__Information given__.
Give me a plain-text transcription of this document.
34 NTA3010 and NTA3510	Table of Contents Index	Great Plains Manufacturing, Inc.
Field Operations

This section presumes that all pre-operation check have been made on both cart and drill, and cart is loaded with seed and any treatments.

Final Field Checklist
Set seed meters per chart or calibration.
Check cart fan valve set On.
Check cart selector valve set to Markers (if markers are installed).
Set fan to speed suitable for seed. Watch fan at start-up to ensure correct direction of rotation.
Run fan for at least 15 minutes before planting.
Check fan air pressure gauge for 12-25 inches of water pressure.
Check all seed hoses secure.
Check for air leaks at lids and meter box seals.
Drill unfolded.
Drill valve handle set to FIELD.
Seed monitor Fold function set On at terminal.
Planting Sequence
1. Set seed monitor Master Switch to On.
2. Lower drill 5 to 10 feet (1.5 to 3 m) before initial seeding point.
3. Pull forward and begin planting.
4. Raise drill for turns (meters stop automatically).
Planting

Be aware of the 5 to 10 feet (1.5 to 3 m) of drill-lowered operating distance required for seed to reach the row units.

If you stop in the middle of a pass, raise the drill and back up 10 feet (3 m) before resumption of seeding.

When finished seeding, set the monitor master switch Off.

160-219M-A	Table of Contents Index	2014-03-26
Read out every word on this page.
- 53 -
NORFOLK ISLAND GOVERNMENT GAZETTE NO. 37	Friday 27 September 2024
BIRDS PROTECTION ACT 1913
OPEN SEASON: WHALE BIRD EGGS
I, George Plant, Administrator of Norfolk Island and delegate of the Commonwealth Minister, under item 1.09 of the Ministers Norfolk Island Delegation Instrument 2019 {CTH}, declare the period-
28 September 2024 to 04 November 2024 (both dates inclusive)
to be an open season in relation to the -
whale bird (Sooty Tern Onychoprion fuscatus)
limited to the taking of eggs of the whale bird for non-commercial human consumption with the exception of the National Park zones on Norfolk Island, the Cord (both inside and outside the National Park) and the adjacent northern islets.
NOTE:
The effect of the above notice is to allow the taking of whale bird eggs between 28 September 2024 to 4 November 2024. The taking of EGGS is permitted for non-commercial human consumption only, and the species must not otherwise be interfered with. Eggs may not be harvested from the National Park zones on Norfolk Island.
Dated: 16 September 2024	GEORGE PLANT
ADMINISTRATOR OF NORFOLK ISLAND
==
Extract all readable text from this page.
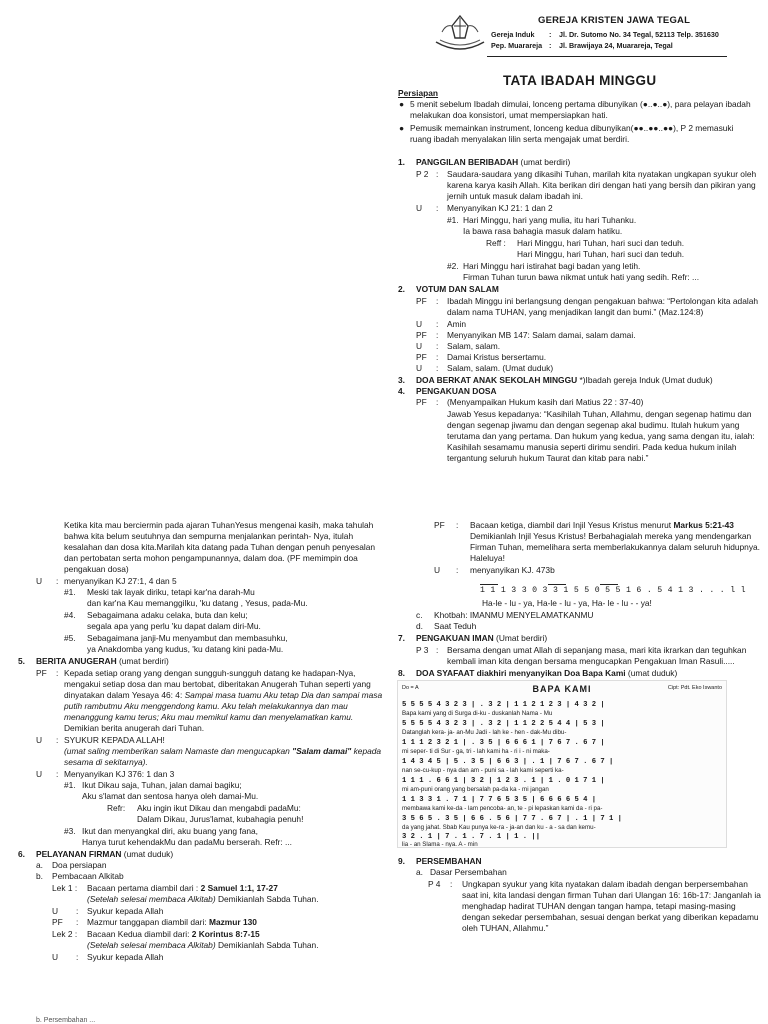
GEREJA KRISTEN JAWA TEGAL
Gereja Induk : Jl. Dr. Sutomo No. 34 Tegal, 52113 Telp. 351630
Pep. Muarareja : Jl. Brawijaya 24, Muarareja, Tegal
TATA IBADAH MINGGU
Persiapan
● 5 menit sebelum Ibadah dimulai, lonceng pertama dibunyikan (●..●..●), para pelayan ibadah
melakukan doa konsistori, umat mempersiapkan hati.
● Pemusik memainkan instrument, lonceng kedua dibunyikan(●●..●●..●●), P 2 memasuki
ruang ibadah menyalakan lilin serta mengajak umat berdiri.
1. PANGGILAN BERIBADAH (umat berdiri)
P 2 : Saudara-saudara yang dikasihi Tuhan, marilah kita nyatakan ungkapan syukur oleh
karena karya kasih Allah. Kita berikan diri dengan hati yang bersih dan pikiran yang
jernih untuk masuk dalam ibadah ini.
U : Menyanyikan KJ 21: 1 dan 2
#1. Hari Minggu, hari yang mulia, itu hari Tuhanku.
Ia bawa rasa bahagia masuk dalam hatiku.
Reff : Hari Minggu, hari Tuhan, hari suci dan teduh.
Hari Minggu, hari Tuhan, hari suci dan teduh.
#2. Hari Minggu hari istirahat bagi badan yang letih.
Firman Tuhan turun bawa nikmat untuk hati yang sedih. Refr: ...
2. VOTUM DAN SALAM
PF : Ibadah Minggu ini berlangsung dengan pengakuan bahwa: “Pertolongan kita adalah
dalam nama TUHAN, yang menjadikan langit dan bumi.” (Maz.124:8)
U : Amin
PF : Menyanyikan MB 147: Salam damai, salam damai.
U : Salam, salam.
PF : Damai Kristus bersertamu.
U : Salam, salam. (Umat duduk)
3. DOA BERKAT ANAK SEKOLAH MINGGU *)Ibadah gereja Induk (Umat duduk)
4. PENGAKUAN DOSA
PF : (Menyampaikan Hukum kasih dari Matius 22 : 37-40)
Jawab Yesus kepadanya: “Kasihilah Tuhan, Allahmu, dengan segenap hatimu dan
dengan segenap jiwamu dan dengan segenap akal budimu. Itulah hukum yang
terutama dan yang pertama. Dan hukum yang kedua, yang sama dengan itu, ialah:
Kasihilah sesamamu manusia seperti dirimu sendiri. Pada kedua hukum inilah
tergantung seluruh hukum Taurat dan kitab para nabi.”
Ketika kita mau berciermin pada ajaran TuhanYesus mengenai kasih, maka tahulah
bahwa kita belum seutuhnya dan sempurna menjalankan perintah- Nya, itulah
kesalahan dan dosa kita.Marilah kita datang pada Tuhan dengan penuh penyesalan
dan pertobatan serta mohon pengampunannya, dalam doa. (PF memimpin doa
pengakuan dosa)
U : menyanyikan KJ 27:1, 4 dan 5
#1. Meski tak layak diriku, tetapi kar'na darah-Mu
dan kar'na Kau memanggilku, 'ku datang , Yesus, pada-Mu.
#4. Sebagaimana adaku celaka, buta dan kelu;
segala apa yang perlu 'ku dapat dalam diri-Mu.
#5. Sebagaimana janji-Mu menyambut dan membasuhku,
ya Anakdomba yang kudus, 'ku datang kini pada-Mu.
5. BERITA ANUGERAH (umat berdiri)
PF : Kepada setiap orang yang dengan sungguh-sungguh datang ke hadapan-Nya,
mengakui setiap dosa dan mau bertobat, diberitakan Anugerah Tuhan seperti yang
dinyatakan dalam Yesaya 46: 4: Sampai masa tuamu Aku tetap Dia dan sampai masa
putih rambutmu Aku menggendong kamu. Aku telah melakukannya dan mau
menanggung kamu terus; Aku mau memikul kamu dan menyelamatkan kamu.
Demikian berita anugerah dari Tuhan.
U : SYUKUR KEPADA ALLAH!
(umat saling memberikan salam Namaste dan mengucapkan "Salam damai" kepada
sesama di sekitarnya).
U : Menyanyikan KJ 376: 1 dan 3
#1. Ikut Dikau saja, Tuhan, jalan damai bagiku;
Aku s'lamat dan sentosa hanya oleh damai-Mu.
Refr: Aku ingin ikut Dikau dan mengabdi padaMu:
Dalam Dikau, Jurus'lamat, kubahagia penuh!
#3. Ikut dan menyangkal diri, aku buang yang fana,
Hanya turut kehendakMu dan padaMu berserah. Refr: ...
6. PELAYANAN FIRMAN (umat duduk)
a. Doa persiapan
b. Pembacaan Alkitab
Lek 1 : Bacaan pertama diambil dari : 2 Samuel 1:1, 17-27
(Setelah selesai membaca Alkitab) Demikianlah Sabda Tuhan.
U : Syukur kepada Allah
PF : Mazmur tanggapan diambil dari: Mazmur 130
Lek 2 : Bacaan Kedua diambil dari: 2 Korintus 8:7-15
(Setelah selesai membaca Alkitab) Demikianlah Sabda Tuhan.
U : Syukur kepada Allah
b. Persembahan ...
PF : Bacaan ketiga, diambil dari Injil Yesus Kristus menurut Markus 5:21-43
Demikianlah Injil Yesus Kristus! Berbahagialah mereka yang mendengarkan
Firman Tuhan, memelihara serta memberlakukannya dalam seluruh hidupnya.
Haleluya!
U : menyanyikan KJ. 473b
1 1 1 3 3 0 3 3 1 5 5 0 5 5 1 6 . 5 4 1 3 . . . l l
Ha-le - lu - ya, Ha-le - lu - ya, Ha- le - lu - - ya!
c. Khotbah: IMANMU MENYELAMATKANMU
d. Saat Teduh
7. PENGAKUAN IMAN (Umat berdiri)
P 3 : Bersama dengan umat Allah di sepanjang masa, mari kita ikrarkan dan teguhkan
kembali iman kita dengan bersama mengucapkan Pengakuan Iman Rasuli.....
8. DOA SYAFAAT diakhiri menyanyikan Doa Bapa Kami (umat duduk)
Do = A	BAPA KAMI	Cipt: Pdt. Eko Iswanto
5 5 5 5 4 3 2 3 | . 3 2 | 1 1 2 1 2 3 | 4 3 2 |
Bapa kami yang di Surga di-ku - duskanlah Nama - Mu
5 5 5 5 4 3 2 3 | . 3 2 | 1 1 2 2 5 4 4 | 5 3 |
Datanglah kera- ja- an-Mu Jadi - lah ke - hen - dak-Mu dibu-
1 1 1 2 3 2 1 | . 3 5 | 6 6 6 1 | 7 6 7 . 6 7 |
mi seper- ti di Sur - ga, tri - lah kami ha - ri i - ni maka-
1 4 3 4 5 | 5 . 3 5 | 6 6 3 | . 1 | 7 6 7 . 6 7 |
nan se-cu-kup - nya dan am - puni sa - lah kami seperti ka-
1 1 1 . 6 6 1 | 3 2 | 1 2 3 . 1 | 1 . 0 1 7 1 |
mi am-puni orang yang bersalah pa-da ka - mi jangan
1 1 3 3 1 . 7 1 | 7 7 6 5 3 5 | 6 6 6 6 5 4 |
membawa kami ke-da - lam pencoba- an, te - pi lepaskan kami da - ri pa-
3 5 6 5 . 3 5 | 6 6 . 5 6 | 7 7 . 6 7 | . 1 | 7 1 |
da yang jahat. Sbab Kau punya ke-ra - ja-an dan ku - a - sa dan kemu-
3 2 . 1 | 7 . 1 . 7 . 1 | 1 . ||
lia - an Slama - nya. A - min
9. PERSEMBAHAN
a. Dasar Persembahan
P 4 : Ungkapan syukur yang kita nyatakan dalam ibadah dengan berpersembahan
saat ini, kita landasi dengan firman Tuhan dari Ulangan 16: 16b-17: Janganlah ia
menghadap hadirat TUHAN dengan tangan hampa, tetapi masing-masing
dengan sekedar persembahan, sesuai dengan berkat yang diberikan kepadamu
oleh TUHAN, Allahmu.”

__What the task asks__.
Using the entries above, return each line that includes the word "penuh".

__Answer__.
kesalahan dan dosa kita.Marilah kita datang pada Tuhan dengan penuh penyesalan
Dalam Dikau, Jurus'lamat, kubahagia penuh!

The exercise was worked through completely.